● Written task: Omit the images, then output each of the records below exactly.

>> start Data excerpts

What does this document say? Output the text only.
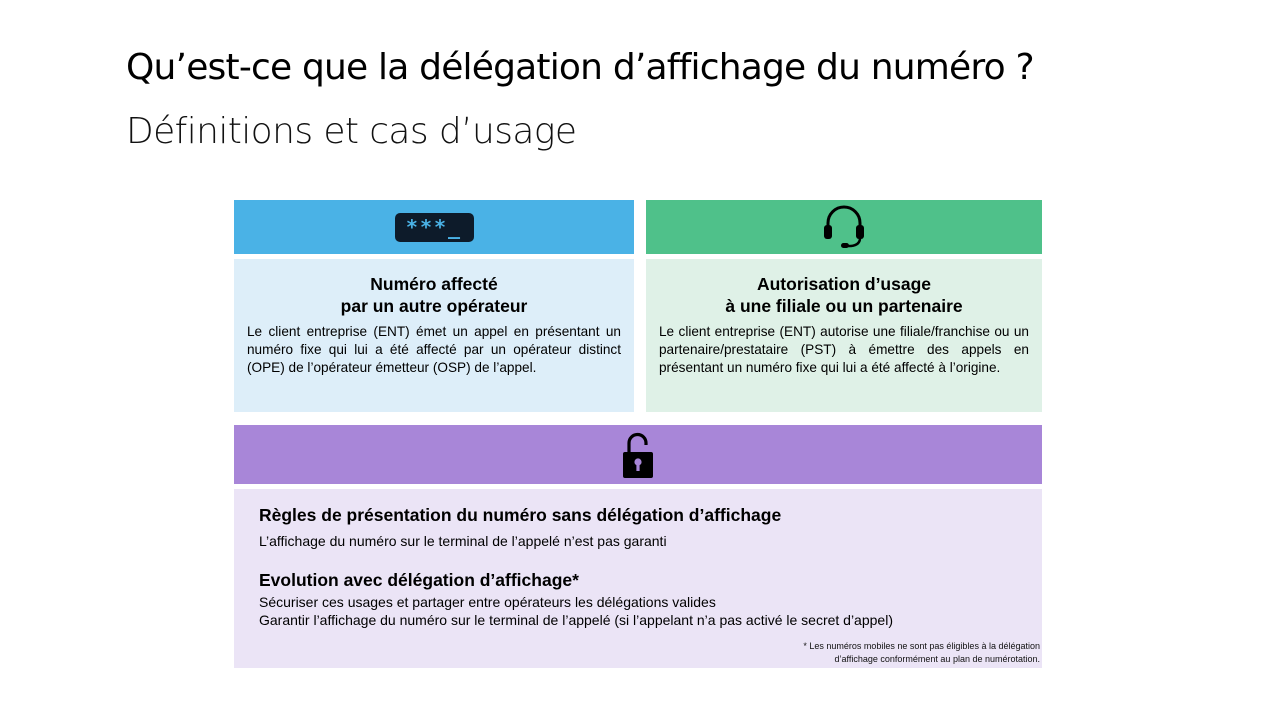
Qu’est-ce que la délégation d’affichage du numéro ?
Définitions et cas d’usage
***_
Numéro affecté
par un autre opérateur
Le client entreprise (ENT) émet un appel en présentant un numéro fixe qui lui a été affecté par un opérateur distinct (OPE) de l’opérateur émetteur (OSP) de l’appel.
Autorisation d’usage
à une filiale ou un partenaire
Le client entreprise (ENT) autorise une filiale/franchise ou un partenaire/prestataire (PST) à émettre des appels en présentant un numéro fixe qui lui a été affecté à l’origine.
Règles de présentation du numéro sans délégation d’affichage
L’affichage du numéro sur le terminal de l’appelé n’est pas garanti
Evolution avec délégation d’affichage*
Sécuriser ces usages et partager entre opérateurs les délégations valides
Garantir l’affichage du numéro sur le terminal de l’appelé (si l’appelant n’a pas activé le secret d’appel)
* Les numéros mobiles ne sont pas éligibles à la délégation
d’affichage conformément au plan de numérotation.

>> end Data excerpts

● Response to the exercise:
What does this document say? Output the text only.
Qu’est-ce que la délégation d’affichage du numéro ?
Définitions et cas d’usage
***_
Numéro affecté
par un autre opérateur
Le client entreprise (ENT) émet un appel en présentant un numéro fixe qui lui a été affecté par un opérateur distinct (OPE) de l’opérateur émetteur (OSP) de l’appel.
Autorisation d’usage
à une filiale ou un partenaire
Le client entreprise (ENT) autorise une filiale/franchise ou un partenaire/prestataire (PST) à émettre des appels en présentant un numéro fixe qui lui a été affecté à l’origine.
Règles de présentation du numéro sans délégation d’affichage
L’affichage du numéro sur le terminal de l’appelé n’est pas garanti
Evolution avec délégation d’affichage*
Sécuriser ces usages et partager entre opérateurs les délégations valides
Garantir l’affichage du numéro sur le terminal de l’appelé (si l’appelant n’a pas activé le secret d’appel)
* Les numéros mobiles ne sont pas éligibles à la délégation
d’affichage conformément au plan de numérotation.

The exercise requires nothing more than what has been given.